EXCERPTED RECORDS:
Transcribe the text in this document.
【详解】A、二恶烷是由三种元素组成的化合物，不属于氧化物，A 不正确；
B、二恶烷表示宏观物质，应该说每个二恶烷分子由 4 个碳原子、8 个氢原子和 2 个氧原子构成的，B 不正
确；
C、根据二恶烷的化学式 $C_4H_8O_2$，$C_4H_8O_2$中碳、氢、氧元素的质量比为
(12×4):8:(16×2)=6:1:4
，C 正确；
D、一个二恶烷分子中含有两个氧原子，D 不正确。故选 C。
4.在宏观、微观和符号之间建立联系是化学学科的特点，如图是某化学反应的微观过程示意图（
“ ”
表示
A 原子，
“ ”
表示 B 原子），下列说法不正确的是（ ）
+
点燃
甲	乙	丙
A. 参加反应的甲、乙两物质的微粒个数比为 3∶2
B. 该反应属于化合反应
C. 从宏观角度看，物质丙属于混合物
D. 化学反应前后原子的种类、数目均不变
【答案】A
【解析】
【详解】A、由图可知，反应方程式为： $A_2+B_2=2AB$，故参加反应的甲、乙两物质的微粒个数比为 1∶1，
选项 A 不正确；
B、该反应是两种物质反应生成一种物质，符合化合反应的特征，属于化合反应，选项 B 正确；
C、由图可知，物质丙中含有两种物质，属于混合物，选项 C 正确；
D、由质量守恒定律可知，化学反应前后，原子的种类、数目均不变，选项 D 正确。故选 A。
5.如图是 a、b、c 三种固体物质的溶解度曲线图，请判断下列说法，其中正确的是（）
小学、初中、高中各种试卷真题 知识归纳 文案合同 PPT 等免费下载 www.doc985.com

==

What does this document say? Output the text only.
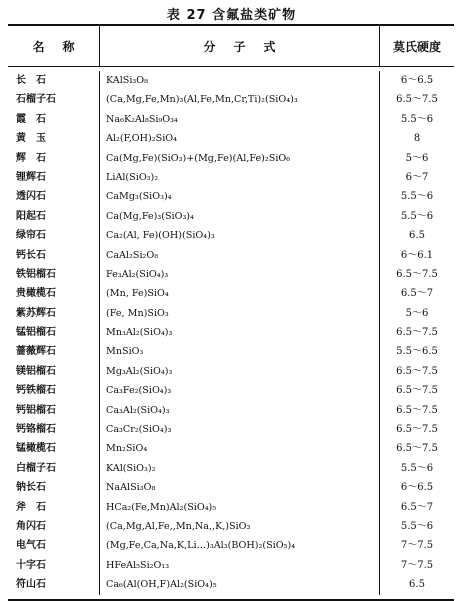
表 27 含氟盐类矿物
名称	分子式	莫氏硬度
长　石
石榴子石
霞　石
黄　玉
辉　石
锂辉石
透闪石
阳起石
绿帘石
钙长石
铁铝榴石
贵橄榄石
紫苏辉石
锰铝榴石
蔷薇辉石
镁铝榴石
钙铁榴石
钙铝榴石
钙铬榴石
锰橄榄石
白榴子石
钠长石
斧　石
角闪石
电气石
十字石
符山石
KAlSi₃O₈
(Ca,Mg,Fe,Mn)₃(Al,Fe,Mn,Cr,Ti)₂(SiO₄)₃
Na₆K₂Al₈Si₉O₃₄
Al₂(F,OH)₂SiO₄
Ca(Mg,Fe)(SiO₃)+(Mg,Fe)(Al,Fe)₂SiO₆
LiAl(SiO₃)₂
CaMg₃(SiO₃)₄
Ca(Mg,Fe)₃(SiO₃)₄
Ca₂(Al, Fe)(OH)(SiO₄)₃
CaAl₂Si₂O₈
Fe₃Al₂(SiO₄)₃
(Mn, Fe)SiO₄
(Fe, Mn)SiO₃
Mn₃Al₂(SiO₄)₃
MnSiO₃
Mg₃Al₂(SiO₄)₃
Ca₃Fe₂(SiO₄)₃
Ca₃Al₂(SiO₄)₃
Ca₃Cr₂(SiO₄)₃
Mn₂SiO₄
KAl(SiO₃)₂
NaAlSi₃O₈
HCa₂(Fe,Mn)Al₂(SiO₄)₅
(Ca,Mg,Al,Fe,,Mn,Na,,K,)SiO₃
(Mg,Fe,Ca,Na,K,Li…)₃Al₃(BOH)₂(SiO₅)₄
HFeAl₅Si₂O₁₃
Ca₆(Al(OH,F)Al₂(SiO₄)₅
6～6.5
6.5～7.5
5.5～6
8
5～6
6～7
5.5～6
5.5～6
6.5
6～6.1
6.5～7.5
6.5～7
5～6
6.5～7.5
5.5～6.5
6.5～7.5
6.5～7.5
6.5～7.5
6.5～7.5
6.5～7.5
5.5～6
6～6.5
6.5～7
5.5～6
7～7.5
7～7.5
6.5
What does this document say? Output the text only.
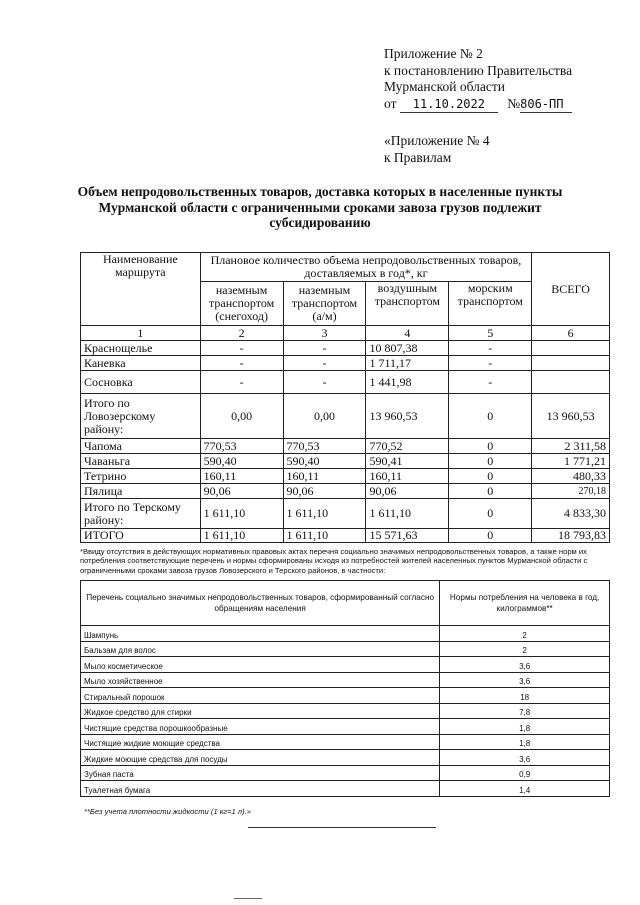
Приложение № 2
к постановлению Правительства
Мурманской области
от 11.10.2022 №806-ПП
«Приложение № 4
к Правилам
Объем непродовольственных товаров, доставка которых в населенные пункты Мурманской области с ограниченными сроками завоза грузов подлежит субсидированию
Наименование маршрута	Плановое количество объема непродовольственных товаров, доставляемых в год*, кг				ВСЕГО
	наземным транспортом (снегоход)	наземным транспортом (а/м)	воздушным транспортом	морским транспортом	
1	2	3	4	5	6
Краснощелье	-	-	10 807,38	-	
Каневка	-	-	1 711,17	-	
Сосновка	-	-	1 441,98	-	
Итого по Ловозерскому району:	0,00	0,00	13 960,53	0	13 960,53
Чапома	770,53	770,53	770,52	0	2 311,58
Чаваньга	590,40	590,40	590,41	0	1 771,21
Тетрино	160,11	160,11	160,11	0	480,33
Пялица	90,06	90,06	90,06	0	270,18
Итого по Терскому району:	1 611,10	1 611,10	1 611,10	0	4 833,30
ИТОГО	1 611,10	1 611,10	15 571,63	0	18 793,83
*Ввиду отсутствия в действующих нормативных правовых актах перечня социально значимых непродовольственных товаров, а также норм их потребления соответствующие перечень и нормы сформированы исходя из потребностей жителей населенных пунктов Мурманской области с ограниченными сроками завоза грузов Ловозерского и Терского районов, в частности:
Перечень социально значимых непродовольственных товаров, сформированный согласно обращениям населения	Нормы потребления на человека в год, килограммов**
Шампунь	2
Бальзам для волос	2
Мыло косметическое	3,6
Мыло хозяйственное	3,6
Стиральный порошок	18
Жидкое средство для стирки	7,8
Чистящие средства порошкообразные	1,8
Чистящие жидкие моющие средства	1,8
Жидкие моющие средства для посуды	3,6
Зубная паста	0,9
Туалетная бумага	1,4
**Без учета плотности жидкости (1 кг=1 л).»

WORK INSTRUCTIONS: Pull every line containing "грузов" out of the records.

EXERCISE RESULT:
Объем непродовольственных товаров, доставка которых в населенные пункты Мурманской области с ограниченными сроками завоза грузов подлежит субсидированию
*Ввиду отсутствия в действующих нормативных правовых актах перечня социально значимых непродовольственных товаров, а также норм их потребления соответствующие перечень и нормы сформированы исходя из потребностей жителей населенных пунктов Мурманской области с ограниченными сроками завоза грузов Ловозерского и Терского районов, в частности:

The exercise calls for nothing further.